• **Extracted material**:
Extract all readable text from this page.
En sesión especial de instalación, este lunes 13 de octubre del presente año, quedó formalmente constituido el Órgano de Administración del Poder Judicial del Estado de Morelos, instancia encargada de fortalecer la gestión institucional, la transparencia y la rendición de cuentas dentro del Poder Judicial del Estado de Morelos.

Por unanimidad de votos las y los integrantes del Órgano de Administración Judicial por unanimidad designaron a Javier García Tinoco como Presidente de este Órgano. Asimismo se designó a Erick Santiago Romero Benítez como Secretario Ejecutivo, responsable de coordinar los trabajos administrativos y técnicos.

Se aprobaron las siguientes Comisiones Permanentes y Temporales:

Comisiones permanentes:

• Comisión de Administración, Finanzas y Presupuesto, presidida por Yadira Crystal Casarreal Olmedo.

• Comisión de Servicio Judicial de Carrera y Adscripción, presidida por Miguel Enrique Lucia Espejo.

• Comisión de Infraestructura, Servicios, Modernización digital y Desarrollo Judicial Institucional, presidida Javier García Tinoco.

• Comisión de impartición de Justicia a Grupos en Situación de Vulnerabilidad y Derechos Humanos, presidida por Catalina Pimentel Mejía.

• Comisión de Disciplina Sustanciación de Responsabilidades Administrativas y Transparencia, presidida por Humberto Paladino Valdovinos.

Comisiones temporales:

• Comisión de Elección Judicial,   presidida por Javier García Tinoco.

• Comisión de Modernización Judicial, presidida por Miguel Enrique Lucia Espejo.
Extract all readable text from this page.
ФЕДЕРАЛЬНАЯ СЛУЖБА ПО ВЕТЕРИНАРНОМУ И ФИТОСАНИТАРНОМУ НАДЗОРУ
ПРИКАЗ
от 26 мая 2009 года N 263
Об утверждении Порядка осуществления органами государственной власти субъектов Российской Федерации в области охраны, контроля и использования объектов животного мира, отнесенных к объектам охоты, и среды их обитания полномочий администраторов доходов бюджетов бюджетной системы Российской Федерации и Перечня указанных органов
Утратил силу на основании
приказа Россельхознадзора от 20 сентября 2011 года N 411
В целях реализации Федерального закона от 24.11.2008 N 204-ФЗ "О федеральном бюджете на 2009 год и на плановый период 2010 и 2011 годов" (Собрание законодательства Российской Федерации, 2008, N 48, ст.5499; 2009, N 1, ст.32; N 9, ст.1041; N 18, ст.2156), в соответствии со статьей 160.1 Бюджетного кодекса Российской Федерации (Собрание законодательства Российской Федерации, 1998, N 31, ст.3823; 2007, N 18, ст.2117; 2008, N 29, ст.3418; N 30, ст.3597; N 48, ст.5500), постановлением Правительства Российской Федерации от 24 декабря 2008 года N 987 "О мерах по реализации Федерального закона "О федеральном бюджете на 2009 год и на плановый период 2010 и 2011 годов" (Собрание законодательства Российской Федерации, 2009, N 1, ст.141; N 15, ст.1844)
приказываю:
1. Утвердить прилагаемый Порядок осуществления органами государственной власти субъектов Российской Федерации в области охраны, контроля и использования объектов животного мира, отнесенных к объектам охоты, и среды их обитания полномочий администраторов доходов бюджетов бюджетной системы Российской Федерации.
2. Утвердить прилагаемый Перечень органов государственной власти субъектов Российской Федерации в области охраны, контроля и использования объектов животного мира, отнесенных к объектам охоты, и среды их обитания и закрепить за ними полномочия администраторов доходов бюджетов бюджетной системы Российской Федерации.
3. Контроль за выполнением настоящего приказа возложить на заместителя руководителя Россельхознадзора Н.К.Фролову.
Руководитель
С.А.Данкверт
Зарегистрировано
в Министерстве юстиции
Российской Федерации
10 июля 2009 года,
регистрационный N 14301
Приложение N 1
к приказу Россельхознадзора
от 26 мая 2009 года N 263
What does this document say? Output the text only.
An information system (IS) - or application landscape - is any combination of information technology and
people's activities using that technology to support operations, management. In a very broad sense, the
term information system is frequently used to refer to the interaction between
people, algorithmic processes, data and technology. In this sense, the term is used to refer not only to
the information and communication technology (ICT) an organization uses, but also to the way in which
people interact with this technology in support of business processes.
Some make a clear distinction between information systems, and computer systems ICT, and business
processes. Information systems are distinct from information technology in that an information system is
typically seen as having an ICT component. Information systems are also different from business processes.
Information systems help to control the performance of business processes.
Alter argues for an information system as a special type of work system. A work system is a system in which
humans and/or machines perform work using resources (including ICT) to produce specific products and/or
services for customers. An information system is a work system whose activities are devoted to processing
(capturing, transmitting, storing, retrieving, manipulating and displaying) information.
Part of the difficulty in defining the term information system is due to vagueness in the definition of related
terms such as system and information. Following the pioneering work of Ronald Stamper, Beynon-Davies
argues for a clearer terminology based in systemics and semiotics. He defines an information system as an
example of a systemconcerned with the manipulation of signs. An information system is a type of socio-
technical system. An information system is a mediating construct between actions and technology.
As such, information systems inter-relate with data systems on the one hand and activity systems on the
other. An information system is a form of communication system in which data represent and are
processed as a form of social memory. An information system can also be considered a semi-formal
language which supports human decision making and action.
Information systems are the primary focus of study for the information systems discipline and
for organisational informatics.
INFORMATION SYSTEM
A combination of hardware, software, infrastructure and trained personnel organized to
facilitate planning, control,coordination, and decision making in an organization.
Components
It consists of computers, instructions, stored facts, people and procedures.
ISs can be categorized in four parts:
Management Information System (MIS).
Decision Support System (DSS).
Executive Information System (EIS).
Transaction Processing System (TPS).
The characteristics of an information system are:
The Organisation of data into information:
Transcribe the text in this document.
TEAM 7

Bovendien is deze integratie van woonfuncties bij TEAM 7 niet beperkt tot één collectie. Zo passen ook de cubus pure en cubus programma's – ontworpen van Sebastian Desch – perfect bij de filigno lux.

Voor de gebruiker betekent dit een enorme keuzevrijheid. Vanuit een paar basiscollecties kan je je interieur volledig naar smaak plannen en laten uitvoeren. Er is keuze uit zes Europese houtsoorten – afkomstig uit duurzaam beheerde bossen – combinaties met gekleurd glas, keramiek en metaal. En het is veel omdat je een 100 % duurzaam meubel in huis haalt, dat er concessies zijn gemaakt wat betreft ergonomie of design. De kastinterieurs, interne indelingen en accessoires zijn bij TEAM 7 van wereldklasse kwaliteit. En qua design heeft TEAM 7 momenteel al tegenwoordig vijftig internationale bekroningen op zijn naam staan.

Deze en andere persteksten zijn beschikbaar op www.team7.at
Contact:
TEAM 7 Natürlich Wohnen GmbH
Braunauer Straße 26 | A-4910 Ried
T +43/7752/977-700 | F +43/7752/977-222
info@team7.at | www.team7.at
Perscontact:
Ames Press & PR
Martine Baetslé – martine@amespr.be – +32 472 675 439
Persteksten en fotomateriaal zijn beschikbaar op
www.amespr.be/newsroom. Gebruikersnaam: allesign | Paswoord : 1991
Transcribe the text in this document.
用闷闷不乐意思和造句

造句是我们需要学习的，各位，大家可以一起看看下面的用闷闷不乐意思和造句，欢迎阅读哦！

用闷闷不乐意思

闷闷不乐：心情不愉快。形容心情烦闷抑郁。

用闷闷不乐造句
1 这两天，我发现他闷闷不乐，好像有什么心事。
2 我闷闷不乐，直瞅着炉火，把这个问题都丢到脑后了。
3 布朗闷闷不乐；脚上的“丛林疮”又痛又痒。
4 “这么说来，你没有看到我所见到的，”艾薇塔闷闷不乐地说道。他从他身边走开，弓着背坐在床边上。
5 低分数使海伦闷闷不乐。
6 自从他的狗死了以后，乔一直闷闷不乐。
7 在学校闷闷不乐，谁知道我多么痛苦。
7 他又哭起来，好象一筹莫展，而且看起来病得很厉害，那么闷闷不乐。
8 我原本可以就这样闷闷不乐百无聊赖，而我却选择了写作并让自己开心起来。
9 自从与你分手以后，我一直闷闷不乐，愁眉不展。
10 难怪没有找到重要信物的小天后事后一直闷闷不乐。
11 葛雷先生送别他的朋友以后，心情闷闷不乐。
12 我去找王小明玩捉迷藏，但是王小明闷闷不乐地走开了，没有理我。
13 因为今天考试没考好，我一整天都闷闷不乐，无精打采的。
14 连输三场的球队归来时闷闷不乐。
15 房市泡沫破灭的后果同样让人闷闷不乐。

• **What you have to do**: Identify every line holding the word "Enrique" and copy it out.

• **Output for this exercise**:
• Comisión de Servicio Judicial de Carrera y Adscripción, presidida por Miguel Enrique Lucia Espejo.
• Comisión de Modernización Judicial, presidida por Miguel Enrique Lucia Espejo.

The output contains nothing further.